- Challenge
The listing beneath should be written out in full, exactly as shown.

- Provided records
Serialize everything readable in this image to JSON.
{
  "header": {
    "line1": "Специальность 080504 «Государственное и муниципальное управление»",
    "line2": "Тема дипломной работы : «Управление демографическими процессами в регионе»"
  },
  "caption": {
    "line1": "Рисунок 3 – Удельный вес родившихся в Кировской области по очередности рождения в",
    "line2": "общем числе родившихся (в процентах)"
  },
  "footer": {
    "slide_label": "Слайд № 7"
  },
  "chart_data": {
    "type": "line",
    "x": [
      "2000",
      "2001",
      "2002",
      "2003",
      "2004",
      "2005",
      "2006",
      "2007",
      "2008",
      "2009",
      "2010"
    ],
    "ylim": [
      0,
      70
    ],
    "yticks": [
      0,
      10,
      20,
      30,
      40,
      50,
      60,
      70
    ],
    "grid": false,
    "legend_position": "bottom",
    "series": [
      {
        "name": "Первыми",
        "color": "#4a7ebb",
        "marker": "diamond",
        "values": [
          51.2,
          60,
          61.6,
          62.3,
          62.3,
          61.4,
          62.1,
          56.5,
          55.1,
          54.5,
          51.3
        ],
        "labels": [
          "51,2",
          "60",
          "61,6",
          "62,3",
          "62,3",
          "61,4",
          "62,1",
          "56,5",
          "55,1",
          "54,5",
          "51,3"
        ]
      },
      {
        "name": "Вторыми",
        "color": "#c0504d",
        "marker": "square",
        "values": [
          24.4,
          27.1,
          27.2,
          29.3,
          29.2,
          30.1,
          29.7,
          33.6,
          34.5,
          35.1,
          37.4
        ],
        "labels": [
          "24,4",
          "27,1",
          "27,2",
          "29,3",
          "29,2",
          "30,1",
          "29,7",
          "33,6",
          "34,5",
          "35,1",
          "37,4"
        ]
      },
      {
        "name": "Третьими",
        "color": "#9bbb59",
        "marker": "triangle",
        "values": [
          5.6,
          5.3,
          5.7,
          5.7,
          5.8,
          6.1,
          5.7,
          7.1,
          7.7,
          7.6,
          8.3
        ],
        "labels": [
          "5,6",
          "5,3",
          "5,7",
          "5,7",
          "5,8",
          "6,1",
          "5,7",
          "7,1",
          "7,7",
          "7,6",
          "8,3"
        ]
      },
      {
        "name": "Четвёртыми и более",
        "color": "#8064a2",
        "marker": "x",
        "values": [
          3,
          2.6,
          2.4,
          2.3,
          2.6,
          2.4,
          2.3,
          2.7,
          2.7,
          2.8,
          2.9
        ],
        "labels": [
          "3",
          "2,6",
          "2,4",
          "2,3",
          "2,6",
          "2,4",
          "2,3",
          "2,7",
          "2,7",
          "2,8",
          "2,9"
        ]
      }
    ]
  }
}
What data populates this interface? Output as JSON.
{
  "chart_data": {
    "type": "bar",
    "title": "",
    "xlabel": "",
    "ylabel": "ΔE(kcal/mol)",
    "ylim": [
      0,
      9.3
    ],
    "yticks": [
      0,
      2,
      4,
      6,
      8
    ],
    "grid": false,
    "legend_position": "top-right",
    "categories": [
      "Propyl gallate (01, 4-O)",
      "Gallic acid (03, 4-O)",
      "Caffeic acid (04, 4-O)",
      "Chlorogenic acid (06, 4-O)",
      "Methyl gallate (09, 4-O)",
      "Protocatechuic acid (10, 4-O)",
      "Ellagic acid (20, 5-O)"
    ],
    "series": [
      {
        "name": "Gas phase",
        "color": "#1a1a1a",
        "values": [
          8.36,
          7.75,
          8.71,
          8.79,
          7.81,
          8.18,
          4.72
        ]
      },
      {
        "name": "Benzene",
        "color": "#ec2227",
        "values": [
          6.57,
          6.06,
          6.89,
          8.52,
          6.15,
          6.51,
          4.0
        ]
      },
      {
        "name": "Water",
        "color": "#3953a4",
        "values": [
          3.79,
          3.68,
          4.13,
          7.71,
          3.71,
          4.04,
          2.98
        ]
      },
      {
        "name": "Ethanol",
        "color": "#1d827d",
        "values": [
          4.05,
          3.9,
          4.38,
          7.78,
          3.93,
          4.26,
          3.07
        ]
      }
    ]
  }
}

- Task response
Serialize everything readable in this image to JSON.
{
  "header": {
    "line1": "Специальность 080504 «Государственное и муниципальное управление»",
    "line2": "Тема дипломной работы : «Управление демографическими процессами в регионе»"
  },
  "caption": {
    "line1": "Рисунок 3 – Удельный вес родившихся в Кировской области по очередности рождения в",
    "line2": "общем числе родившихся (в процентах)"
  },
  "footer": {
    "slide_label": "Слайд № 7"
  },
  "chart_data": {
    "type": "line",
    "x": [
      "2000",
      "2001",
      "2002",
      "2003",
      "2004",
      "2005",
      "2006",
      "2007",
      "2008",
      "2009",
      "2010"
    ],
    "ylim": [
      0,
      70
    ],
    "yticks": [
      0,
      10,
      20,
      30,
      40,
      50,
      60,
      70
    ],
    "grid": false,
    "legend_position": "bottom",
    "series": [
      {
        "name": "Первыми",
        "color": "#4a7ebb",
        "marker": "diamond",
        "values": [
          51.2,
          60,
          61.6,
          62.3,
          62.3,
          61.4,
          62.1,
          56.5,
          55.1,
          54.5,
          51.3
        ],
        "labels": [
          "51,2",
          "60",
          "61,6",
          "62,3",
          "62,3",
          "61,4",
          "62,1",
          "56,5",
          "55,1",
          "54,5",
          "51,3"
        ]
      },
      {
        "name": "Вторыми",
        "color": "#c0504d",
        "marker": "square",
        "values": [
          24.4,
          27.1,
          27.2,
          29.3,
          29.2,
          30.1,
          29.7,
          33.6,
          34.5,
          35.1,
          37.4
        ],
        "labels": [
          "24,4",
          "27,1",
          "27,2",
          "29,3",
          "29,2",
          "30,1",
          "29,7",
          "33,6",
          "34,5",
          "35,1",
          "37,4"
        ]
      },
      {
        "name": "Третьими",
        "color": "#9bbb59",
        "marker": "triangle",
        "values": [
          5.6,
          5.3,
          5.7,
          5.7,
          5.8,
          6.1,
          5.7,
          7.1,
          7.7,
          7.6,
          8.3
        ],
        "labels": [
          "5,6",
          "5,3",
          "5,7",
          "5,7",
          "5,8",
          "6,1",
          "5,7",
          "7,1",
          "7,7",
          "7,6",
          "8,3"
        ]
      },
      {
        "name": "Четвёртыми и более",
        "color": "#8064a2",
        "marker": "x",
        "values": [
          3,
          2.6,
          2.4,
          2.3,
          2.6,
          2.4,
          2.3,
          2.7,
          2.7,
          2.8,
          2.9
        ],
        "labels": [
          "3",
          "2,6",
          "2,4",
          "2,3",
          "2,6",
          "2,4",
          "2,3",
          "2,7",
          "2,7",
          "2,8",
          "2,9"
        ]
      }
    ]
  }
}
What data populates this interface? Output as JSON.
{
  "chart_data": {
    "type": "bar",
    "title": "",
    "xlabel": "",
    "ylabel": "ΔE(kcal/mol)",
    "ylim": [
      0,
      9.3
    ],
    "yticks": [
      0,
      2,
      4,
      6,
      8
    ],
    "grid": false,
    "legend_position": "top-right",
    "categories": [
      "Propyl gallate (01, 4-O)",
      "Gallic acid (03, 4-O)",
      "Caffeic acid (04, 4-O)",
      "Chlorogenic acid (06, 4-O)",
      "Methyl gallate (09, 4-O)",
      "Protocatechuic acid (10, 4-O)",
      "Ellagic acid (20, 5-O)"
    ],
    "series": [
      {
        "name": "Gas phase",
        "color": "#1a1a1a",
        "values": [
          8.36,
          7.75,
          8.71,
          8.79,
          7.81,
          8.18,
          4.72
        ]
      },
      {
        "name": "Benzene",
        "color": "#ec2227",
        "values": [
          6.57,
          6.06,
          6.89,
          8.52,
          6.15,
          6.51,
          4.0
        ]
      },
      {
        "name": "Water",
        "color": "#3953a4",
        "values": [
          3.79,
          3.68,
          4.13,
          7.71,
          3.71,
          4.04,
          2.98
        ]
      },
      {
        "name": "Ethanol",
        "color": "#1d827d",
        "values": [
          4.05,
          3.9,
          4.38,
          7.78,
          3.93,
          4.26,
          3.07
        ]
      }
    ]
  }
}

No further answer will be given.